▶ What this task involves
Line by line, copy all of the data exactly.

Material provided Start Marker

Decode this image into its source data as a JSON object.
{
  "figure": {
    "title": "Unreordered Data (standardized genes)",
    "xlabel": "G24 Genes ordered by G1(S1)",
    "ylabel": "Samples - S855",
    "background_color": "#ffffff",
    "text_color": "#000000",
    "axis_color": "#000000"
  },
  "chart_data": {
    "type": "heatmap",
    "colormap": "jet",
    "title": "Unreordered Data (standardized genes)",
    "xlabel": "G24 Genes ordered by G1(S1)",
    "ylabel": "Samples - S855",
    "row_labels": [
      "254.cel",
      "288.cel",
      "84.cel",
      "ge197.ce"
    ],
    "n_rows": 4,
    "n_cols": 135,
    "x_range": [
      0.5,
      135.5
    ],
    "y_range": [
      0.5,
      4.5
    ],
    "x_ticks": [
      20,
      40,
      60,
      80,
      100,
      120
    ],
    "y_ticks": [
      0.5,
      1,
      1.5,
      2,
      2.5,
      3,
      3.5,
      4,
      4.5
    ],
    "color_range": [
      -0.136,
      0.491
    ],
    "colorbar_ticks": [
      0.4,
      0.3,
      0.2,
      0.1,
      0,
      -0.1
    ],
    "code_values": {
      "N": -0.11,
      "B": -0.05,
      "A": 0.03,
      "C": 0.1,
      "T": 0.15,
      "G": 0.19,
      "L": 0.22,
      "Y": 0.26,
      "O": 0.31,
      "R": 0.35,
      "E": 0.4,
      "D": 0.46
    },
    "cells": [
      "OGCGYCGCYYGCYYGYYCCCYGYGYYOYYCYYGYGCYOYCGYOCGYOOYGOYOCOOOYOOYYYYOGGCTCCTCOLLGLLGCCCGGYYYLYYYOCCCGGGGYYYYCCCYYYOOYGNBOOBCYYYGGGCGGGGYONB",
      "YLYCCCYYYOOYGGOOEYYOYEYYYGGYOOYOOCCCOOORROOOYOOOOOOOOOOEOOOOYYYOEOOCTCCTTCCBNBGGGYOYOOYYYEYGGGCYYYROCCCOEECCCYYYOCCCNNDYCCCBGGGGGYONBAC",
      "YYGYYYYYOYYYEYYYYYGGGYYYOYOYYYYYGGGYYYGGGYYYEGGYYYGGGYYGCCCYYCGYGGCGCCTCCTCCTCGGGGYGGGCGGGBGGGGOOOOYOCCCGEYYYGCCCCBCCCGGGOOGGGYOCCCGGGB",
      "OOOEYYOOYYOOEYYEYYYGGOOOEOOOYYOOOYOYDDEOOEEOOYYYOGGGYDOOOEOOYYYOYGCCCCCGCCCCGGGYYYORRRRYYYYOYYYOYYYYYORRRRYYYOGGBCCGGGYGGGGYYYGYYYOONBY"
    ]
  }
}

Material provided End Marker

▶ Worked solution
Decode this image into its source data as a JSON object.
{
  "figure": {
    "title": "Unreordered Data (standardized genes)",
    "xlabel": "G24 Genes ordered by G1(S1)",
    "ylabel": "Samples - S855",
    "background_color": "#ffffff",
    "text_color": "#000000",
    "axis_color": "#000000"
  },
  "chart_data": {
    "type": "heatmap",
    "colormap": "jet",
    "title": "Unreordered Data (standardized genes)",
    "xlabel": "G24 Genes ordered by G1(S1)",
    "ylabel": "Samples - S855",
    "row_labels": [
      "254.cel",
      "288.cel",
      "84.cel",
      "ge197.ce"
    ],
    "n_rows": 4,
    "n_cols": 135,
    "x_range": [
      0.5,
      135.5
    ],
    "y_range": [
      0.5,
      4.5
    ],
    "x_ticks": [
      20,
      40,
      60,
      80,
      100,
      120
    ],
    "y_ticks": [
      0.5,
      1,
      1.5,
      2,
      2.5,
      3,
      3.5,
      4,
      4.5
    ],
    "color_range": [
      -0.136,
      0.491
    ],
    "colorbar_ticks": [
      0.4,
      0.3,
      0.2,
      0.1,
      0,
      -0.1
    ],
    "code_values": {
      "N": -0.11,
      "B": -0.05,
      "A": 0.03,
      "C": 0.1,
      "T": 0.15,
      "G": 0.19,
      "L": 0.22,
      "Y": 0.26,
      "O": 0.31,
      "R": 0.35,
      "E": 0.4,
      "D": 0.46
    },
    "cells": [
      "OGCGYCGCYYGCYYGYYCCCYGYGYYOYYCYYGYGCYOYCGYOCGYOOYGOYOCOOOYOOYYYYOGGCTCCTCOLLGLLGCCCGGYYYLYYYOCCCGGGGYYYYCCCYYYOOYGNBOOBCYYYGGGCGGGGYONB",
      "YLYCCCYYYOOYGGOOEYYOYEYYYGGYOOYOOCCCOOORROOOYOOOOOOOOOOEOOOOYYYOEOOCTCCTTCCBNBGGGYOYOOYYYEYGGGCYYYROCCCOEECCCYYYOCCCNNDYCCCBGGGGGYONBAC",
      "YYGYYYYYOYYYEYYYYYGGGYYYOYOYYYYYGGGYYYGGGYYYEGGYYYGGGYYGCCCYYCGYGGCGCCTCCTCCTCGGGGYGGGCGGGBGGGGOOOOYOCCCGEYYYGCCCCBCCCGGGOOGGGYOCCCGGGB",
      "OOOEYYOOYYOOEYYEYYYGGOOOEOOOYYOOOYOYDDEOOEEOOYYYOGGGYDOOOEOOYYYOYGCCCCCGCCCCGGGYYYORRRRYYYYOYYYOYYYYYORRRRYYYOGGBCCGGGYGGGGYYYGYYYOONBY"
    ]
  }
}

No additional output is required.